Cass. civ. Sez. I, Sent., 07-03-2011, n. 5375 Diritti politici e civili

Sentenza scelta dal dott. Domenico Cirasole direttore del sito giuridico http://www.gadit.it/

Svolgimento del processo

1. – Con decreto del 18 maggio 2007, la Corte d’Appello di Roma ha accolto la domanda di equa riparazione proposta da C.V. nei confronti del Ministero della Giustizia per la violazione del termine di ragionevole durata del processo, verificatasi in un giudizio di opposizione alla stima dell’indennità di espropriazione promosso dall’istante nei confronti del Comune di Sorrento.

Premesso che il giudizio presupposto, iniziato dinanzi al Tribunale di Napoli nell’anno 1989 e conclusosi in primo grado con sentenza del 4 settembre 2001 ed in appello con sentenza del 6 luglio 2004, era ancora pendente dinanzi alla Corte di Cassazione, la Corte, per quanto ancora rileva in questa sede, ne ha determinato la ragionevole durata in tre anni per la fase di primo grado e due anni per quella di appello, avuto riguardo alla relativa complessità della controversia, e, tenuto conto dell’entità della pretesa azionata e del patema d’animo cagionato dalla vicenda processuale, non incidente sui beni fondamentali della persona e della vita, ha liquidato equitativamente il danno non patrimoniale in complessivi Euro 7.500.00, oltre interessi legali dalla data del decreto.

· · ·

-- Consegna 1 --
Trascriva alla lettera il passo della sentenza che comincia con le parole "1. – Con decreto" e si chiude con le parole "Comune di Sorrento.", queste comprese.
La sentenza e i record costituiscono materiali distinti e indipendenti l'uno dall'altro.

-- Materiale dell'esercizio --
· · ·

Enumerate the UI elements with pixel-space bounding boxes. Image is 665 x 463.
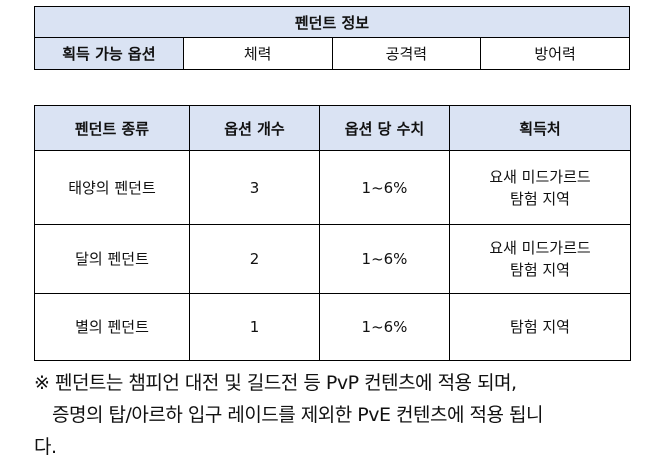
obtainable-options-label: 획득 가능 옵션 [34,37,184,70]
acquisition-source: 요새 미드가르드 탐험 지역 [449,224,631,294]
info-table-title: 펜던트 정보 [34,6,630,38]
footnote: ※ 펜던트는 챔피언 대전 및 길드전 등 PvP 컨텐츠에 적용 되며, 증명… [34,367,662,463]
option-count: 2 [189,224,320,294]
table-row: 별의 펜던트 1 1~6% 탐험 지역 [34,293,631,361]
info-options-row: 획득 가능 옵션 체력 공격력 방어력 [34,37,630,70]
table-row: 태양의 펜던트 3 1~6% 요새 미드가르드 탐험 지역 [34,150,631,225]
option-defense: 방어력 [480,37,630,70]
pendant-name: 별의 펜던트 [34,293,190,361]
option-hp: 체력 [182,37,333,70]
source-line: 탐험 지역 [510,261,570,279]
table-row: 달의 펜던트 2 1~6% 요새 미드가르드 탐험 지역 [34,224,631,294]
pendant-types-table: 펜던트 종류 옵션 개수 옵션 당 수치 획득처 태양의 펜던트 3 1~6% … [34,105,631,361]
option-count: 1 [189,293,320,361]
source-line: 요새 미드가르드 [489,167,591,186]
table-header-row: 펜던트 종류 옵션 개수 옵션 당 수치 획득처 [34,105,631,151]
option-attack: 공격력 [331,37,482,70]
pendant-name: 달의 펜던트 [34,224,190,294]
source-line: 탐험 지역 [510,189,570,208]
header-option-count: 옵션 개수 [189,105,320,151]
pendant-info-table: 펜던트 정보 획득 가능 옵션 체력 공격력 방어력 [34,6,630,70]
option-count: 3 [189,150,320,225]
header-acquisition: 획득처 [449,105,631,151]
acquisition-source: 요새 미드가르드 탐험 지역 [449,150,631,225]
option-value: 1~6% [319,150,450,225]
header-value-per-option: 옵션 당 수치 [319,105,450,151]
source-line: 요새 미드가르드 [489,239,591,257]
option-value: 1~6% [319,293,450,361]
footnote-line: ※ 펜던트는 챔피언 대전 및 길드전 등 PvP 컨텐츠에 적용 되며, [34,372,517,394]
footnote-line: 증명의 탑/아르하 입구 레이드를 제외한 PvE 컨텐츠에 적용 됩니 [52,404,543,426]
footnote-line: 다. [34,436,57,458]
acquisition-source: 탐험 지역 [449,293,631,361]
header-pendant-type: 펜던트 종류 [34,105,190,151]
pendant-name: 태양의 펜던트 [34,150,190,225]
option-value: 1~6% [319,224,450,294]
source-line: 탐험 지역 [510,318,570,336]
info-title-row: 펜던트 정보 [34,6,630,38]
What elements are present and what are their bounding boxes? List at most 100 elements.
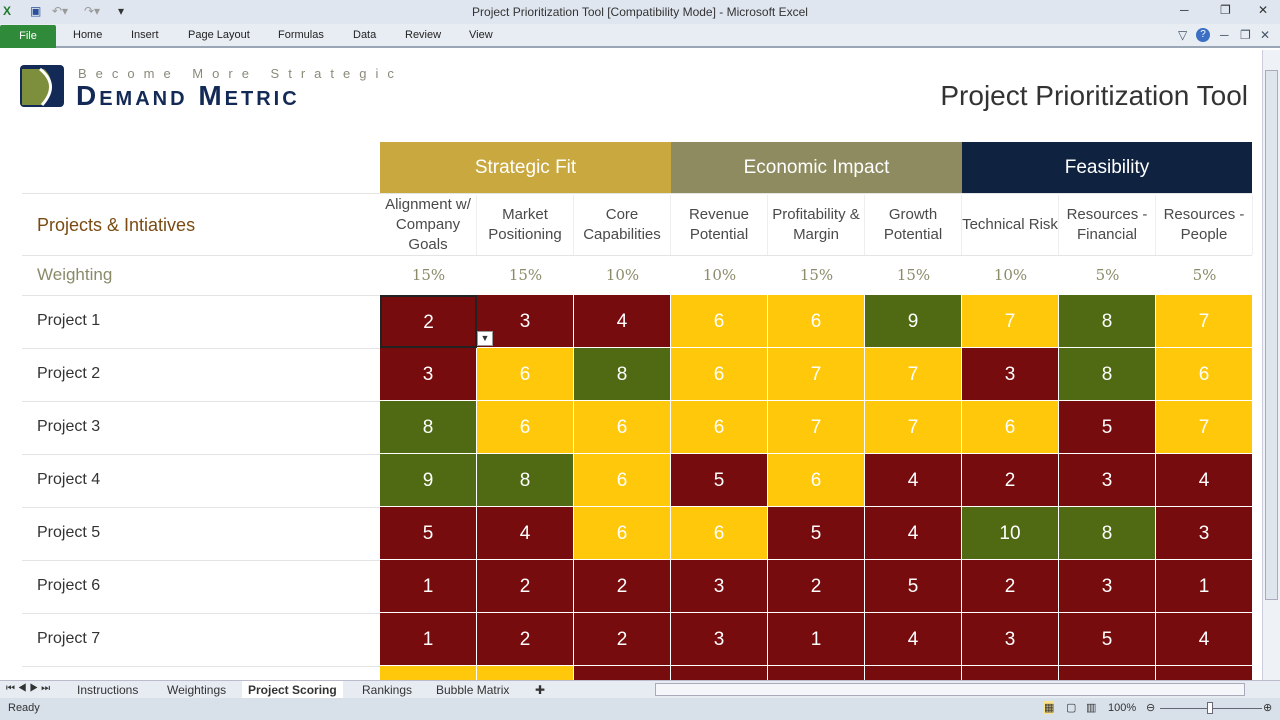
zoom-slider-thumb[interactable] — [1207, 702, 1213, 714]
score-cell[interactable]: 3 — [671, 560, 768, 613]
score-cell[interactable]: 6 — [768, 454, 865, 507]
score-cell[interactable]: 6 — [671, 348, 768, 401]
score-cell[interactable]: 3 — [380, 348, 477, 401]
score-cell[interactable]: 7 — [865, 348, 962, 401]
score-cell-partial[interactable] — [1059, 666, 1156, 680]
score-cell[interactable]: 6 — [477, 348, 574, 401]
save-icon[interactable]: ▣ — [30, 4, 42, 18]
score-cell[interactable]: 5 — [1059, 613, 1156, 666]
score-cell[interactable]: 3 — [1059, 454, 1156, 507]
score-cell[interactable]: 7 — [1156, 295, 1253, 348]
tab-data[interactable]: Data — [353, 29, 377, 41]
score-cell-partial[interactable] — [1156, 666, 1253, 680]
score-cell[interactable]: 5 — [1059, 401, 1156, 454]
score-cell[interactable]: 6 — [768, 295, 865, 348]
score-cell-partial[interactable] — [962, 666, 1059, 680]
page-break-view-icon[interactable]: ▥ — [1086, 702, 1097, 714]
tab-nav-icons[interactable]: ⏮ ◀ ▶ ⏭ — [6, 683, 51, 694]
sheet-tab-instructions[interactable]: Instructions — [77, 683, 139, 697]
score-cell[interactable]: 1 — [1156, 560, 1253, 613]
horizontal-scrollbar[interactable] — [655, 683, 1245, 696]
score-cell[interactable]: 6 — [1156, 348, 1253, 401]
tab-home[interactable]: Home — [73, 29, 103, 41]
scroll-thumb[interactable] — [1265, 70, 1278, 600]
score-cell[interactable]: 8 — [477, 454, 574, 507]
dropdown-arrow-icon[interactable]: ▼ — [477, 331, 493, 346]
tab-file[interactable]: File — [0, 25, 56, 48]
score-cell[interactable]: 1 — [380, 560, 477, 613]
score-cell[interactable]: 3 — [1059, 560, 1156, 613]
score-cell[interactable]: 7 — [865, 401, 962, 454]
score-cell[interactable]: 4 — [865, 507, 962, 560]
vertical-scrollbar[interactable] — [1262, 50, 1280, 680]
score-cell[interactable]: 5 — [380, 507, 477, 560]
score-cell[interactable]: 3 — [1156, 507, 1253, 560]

· · ·

-- Consegna 2 --
Disponga in un elenco numerato le righe dei record a partire da quella che contiene "obtainable-options-label: 획득 가능" fino a quella che contiene "source-line: 요새 미드가르드 [489,239,591,257]", entrambe incluse, omettendo le righe vuote.

-- Risposta 1 --
1. – Con decreto del 18 maggio 2007, la Corte d’Appello di Roma ha accolto la domanda di equa riparazione proposta da C.V. nei confronti del Ministero della Giustizia per la violazione del termine di ragionevole durata del processo, verificatasi in un giudizio di opposizione alla stima dell’indennità di espropriazione promosso dall’istante nei confronti del Comune di Sorrento.

-- Risposta 2 --
1. obtainable-options-label: 획득 가능 옵션 [34,37,184,70]
2. acquisition-source: 요새 미드가르드 탐험 지역 [449,224,631,294]
3. info-table-title: 펜던트 정보 [34,6,630,38]
4. footnote: ※ 펜던트는 챔피언 대전 및 길드전 등 PvP 컨텐츠에 적용 되며, 증명… [34,367,662,463]
5. option-count: 2 [189,224,320,294]
6. table-row: 별의 펜던트 1 1~6% 탐험 지역 [34,293,631,361]
7. info-options-row: 획득 가능 옵션 체력 공격력 방어력 [34,37,630,70]
8. table-row: 태양의 펜던트 3 1~6% 요새 미드가르드 탐험 지역 [34,150,631,225]
9. option-defense: 방어력 [480,37,630,70]
10. pendant-name: 별의 펜던트 [34,293,190,361]
11. option-hp: 체력 [182,37,333,70]
12. source-line: 탐험 지역 [510,261,570,279]
13. table-row: 달의 펜던트 2 1~6% 요새 미드가르드 탐험 지역 [34,224,631,294]
14. pendant-types-table: 펜던트 종류 옵션 개수 옵션 당 수치 획득처 태양의 펜던트 3 1~6% … [34,105,631,361]
15. option-count: 1 [189,293,320,361]
16. source-line: 요새 미드가르드 [489,167,591,186]
17. table-header-row: 펜던트 종류 옵션 개수 옵션 당 수치 획득처 [34,105,631,151]
18. option-attack: 공격력 [331,37,482,70]
19. pendant-name: 달의 펜던트 [34,224,190,294]
20. source-line: 탐험 지역 [510,189,570,208]
21. header-option-count: 옵션 개수 [189,105,320,151]
22. pendant-info-table: 펜던트 정보 획득 가능 옵션 체력 공격력 방어력 [34,6,630,70]
23. option-count: 3 [189,150,320,225]
24. header-acquisition: 획득처 [449,105,631,151]
25. acquisition-source: 요새 미드가르드 탐험 지역 [449,150,631,225]
26. option-value: 1~6% [319,150,450,225]
27. header-value-per-option: 옵션 당 수치 [319,105,450,151]
28. source-line: 요새 미드가르드 [489,239,591,257]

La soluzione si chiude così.